• [What you will do]: Each entry has to be copied exactly, with nothing missed.

• [Material provided]:
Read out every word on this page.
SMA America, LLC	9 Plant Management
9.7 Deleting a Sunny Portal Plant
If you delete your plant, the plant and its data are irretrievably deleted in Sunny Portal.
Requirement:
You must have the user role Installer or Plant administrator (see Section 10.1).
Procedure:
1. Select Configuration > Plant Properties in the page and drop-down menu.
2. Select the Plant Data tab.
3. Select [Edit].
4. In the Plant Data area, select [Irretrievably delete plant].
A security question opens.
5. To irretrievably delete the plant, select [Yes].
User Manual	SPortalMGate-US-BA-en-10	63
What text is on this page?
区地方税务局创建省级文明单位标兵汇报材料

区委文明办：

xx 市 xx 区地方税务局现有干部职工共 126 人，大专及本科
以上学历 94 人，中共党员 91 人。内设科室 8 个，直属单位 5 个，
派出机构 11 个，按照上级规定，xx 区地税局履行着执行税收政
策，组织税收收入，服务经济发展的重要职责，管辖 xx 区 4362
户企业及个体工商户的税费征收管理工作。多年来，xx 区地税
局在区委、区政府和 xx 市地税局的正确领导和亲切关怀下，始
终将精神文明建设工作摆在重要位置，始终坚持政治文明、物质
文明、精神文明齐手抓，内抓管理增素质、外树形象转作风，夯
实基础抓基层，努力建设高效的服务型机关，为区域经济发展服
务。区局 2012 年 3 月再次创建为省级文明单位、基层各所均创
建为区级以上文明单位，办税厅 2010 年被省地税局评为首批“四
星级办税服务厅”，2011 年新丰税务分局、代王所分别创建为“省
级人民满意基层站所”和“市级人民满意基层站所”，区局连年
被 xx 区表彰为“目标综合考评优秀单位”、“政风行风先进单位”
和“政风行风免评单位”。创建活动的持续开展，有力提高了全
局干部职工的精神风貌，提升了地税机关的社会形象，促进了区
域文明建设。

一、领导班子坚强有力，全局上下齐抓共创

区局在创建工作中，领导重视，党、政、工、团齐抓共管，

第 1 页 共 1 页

• [Reply to the task]:
Read out every word on this page.
SMA America, LLC	9 Plant Management
9.7 Deleting a Sunny Portal Plant
If you delete your plant, the plant and its data are irretrievably deleted in Sunny Portal.
Requirement:
You must have the user role Installer or Plant administrator (see Section 10.1).
Procedure:
1. Select Configuration > Plant Properties in the page and drop-down menu.
2. Select the Plant Data tab.
3. Select [Edit].
4. In the Plant Data area, select [Irretrievably delete plant].
A security question opens.
5. To irretrievably delete the plant, select [Yes].
User Manual	SPortalMGate-US-BA-en-10	63
What text is on this page?
区地方税务局创建省级文明单位标兵汇报材料

区委文明办：

xx 市 xx 区地方税务局现有干部职工共 126 人，大专及本科
以上学历 94 人，中共党员 91 人。内设科室 8 个，直属单位 5 个，
派出机构 11 个，按照上级规定，xx 区地税局履行着执行税收政
策，组织税收收入，服务经济发展的重要职责，管辖 xx 区 4362
户企业及个体工商户的税费征收管理工作。多年来，xx 区地税
局在区委、区政府和 xx 市地税局的正确领导和亲切关怀下，始
终将精神文明建设工作摆在重要位置，始终坚持政治文明、物质
文明、精神文明齐手抓，内抓管理增素质、外树形象转作风，夯
实基础抓基层，努力建设高效的服务型机关，为区域经济发展服
务。区局 2012 年 3 月再次创建为省级文明单位、基层各所均创
建为区级以上文明单位，办税厅 2010 年被省地税局评为首批“四
星级办税服务厅”，2011 年新丰税务分局、代王所分别创建为“省
级人民满意基层站所”和“市级人民满意基层站所”，区局连年
被 xx 区表彰为“目标综合考评优秀单位”、“政风行风先进单位”
和“政风行风免评单位”。创建活动的持续开展，有力提高了全
局干部职工的精神风貌，提升了地税机关的社会形象，促进了区
域文明建设。

一、领导班子坚强有力，全局上下齐抓共创

区局在创建工作中，领导重视，党、政、工、团齐抓共管，

第 1 页 共 1 页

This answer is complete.